**Exercise instructions**
Transcribe the records in full, keeping every character as it is.

**Information given**
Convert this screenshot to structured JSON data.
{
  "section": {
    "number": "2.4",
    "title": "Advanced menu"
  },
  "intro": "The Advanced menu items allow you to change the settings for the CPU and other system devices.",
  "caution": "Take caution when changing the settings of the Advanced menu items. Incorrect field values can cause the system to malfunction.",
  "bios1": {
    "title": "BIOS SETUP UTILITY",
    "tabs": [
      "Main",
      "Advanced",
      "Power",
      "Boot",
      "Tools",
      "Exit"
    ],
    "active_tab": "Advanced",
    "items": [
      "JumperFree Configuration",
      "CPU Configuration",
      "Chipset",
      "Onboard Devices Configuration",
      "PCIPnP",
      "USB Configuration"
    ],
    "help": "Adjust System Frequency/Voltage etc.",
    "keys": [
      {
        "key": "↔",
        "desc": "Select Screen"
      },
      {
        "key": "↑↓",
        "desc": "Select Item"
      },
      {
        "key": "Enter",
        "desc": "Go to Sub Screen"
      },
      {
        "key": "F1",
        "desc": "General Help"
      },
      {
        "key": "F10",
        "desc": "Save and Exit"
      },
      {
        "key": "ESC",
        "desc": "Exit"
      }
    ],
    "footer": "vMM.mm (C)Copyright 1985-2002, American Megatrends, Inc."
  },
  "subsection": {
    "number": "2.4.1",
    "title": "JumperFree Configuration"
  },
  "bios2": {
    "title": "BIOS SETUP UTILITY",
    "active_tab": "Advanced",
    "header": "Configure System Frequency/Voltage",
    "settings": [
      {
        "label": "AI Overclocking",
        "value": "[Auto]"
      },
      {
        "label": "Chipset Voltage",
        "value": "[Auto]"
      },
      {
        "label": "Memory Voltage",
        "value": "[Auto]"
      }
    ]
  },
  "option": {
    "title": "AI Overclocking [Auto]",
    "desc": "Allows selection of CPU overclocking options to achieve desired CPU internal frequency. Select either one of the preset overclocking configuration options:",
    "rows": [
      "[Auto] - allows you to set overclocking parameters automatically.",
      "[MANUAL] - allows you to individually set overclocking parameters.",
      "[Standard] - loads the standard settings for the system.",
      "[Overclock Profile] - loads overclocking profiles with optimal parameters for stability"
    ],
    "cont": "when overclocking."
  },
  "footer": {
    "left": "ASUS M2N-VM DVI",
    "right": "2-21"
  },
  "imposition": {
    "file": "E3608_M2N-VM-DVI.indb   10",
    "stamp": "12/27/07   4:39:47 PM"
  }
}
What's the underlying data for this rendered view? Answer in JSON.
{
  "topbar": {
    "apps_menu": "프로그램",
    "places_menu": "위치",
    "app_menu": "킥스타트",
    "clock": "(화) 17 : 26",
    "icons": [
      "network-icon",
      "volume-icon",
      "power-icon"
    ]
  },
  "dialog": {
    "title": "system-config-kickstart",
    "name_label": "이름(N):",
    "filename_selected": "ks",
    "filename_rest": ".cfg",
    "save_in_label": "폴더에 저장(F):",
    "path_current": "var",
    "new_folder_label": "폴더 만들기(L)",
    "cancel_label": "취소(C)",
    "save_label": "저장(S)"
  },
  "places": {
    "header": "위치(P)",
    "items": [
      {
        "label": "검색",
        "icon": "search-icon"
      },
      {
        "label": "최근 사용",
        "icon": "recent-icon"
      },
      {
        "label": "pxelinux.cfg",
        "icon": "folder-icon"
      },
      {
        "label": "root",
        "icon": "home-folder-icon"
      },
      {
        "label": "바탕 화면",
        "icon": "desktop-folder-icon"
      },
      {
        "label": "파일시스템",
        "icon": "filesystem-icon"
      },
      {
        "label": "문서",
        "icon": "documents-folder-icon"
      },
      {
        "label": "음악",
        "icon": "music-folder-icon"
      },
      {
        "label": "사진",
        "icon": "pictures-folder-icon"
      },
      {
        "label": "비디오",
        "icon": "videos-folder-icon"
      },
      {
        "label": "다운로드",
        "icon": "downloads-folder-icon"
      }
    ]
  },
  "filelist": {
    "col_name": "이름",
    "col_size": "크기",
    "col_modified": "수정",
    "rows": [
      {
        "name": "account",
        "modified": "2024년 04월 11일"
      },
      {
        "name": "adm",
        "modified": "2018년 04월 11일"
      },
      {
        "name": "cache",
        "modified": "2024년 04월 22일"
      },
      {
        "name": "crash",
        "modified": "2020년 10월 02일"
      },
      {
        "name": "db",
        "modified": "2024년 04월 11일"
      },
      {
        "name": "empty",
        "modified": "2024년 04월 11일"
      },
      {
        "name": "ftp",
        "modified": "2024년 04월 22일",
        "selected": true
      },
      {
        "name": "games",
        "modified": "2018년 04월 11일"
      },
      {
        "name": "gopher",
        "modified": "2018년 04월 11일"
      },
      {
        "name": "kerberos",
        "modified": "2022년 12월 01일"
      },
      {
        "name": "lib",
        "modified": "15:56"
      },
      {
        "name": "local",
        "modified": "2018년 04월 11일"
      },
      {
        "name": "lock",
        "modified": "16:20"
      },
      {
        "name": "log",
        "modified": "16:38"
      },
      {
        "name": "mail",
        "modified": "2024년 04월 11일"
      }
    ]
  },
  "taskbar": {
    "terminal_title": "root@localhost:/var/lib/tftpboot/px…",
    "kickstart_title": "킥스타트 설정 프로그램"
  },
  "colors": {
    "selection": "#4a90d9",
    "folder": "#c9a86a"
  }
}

**Output of the task**
Convert this screenshot to structured JSON data.
{
  "section": {
    "number": "2.4",
    "title": "Advanced menu"
  },
  "intro": "The Advanced menu items allow you to change the settings for the CPU and other system devices.",
  "caution": "Take caution when changing the settings of the Advanced menu items. Incorrect field values can cause the system to malfunction.",
  "bios1": {
    "title": "BIOS SETUP UTILITY",
    "tabs": [
      "Main",
      "Advanced",
      "Power",
      "Boot",
      "Tools",
      "Exit"
    ],
    "active_tab": "Advanced",
    "items": [
      "JumperFree Configuration",
      "CPU Configuration",
      "Chipset",
      "Onboard Devices Configuration",
      "PCIPnP",
      "USB Configuration"
    ],
    "help": "Adjust System Frequency/Voltage etc.",
    "keys": [
      {
        "key": "↔",
        "desc": "Select Screen"
      },
      {
        "key": "↑↓",
        "desc": "Select Item"
      },
      {
        "key": "Enter",
        "desc": "Go to Sub Screen"
      },
      {
        "key": "F1",
        "desc": "General Help"
      },
      {
        "key": "F10",
        "desc": "Save and Exit"
      },
      {
        "key": "ESC",
        "desc": "Exit"
      }
    ],
    "footer": "vMM.mm (C)Copyright 1985-2002, American Megatrends, Inc."
  },
  "subsection": {
    "number": "2.4.1",
    "title": "JumperFree Configuration"
  },
  "bios2": {
    "title": "BIOS SETUP UTILITY",
    "active_tab": "Advanced",
    "header": "Configure System Frequency/Voltage",
    "settings": [
      {
        "label": "AI Overclocking",
        "value": "[Auto]"
      },
      {
        "label": "Chipset Voltage",
        "value": "[Auto]"
      },
      {
        "label": "Memory Voltage",
        "value": "[Auto]"
      }
    ]
  },
  "option": {
    "title": "AI Overclocking [Auto]",
    "desc": "Allows selection of CPU overclocking options to achieve desired CPU internal frequency. Select either one of the preset overclocking configuration options:",
    "rows": [
      "[Auto] - allows you to set overclocking parameters automatically.",
      "[MANUAL] - allows you to individually set overclocking parameters.",
      "[Standard] - loads the standard settings for the system.",
      "[Overclock Profile] - loads overclocking profiles with optimal parameters for stability"
    ],
    "cont": "when overclocking."
  },
  "footer": {
    "left": "ASUS M2N-VM DVI",
    "right": "2-21"
  },
  "imposition": {
    "file": "E3608_M2N-VM-DVI.indb   10",
    "stamp": "12/27/07   4:39:47 PM"
  }
}
What's the underlying data for this rendered view? Answer in JSON.
{
  "topbar": {
    "apps_menu": "프로그램",
    "places_menu": "위치",
    "app_menu": "킥스타트",
    "clock": "(화) 17 : 26",
    "icons": [
      "network-icon",
      "volume-icon",
      "power-icon"
    ]
  },
  "dialog": {
    "title": "system-config-kickstart",
    "name_label": "이름(N):",
    "filename_selected": "ks",
    "filename_rest": ".cfg",
    "save_in_label": "폴더에 저장(F):",
    "path_current": "var",
    "new_folder_label": "폴더 만들기(L)",
    "cancel_label": "취소(C)",
    "save_label": "저장(S)"
  },
  "places": {
    "header": "위치(P)",
    "items": [
      {
        "label": "검색",
        "icon": "search-icon"
      },
      {
        "label": "최근 사용",
        "icon": "recent-icon"
      },
      {
        "label": "pxelinux.cfg",
        "icon": "folder-icon"
      },
      {
        "label": "root",
        "icon": "home-folder-icon"
      },
      {
        "label": "바탕 화면",
        "icon": "desktop-folder-icon"
      },
      {
        "label": "파일시스템",
        "icon": "filesystem-icon"
      },
      {
        "label": "문서",
        "icon": "documents-folder-icon"
      },
      {
        "label": "음악",
        "icon": "music-folder-icon"
      },
      {
        "label": "사진",
        "icon": "pictures-folder-icon"
      },
      {
        "label": "비디오",
        "icon": "videos-folder-icon"
      },
      {
        "label": "다운로드",
        "icon": "downloads-folder-icon"
      }
    ]
  },
  "filelist": {
    "col_name": "이름",
    "col_size": "크기",
    "col_modified": "수정",
    "rows": [
      {
        "name": "account",
        "modified": "2024년 04월 11일"
      },
      {
        "name": "adm",
        "modified": "2018년 04월 11일"
      },
      {
        "name": "cache",
        "modified": "2024년 04월 22일"
      },
      {
        "name": "crash",
        "modified": "2020년 10월 02일"
      },
      {
        "name": "db",
        "modified": "2024년 04월 11일"
      },
      {
        "name": "empty",
        "modified": "2024년 04월 11일"
      },
      {
        "name": "ftp",
        "modified": "2024년 04월 22일",
        "selected": true
      },
      {
        "name": "games",
        "modified": "2018년 04월 11일"
      },
      {
        "name": "gopher",
        "modified": "2018년 04월 11일"
      },
      {
        "name": "kerberos",
        "modified": "2022년 12월 01일"
      },
      {
        "name": "lib",
        "modified": "15:56"
      },
      {
        "name": "local",
        "modified": "2018년 04월 11일"
      },
      {
        "name": "lock",
        "modified": "16:20"
      },
      {
        "name": "log",
        "modified": "16:38"
      },
      {
        "name": "mail",
        "modified": "2024년 04월 11일"
      }
    ]
  },
  "taskbar": {
    "terminal_title": "root@localhost:/var/lib/tftpboot/px…",
    "kickstart_title": "킥스타트 설정 프로그램"
  },
  "colors": {
    "selection": "#4a90d9",
    "folder": "#c9a86a"
  }
}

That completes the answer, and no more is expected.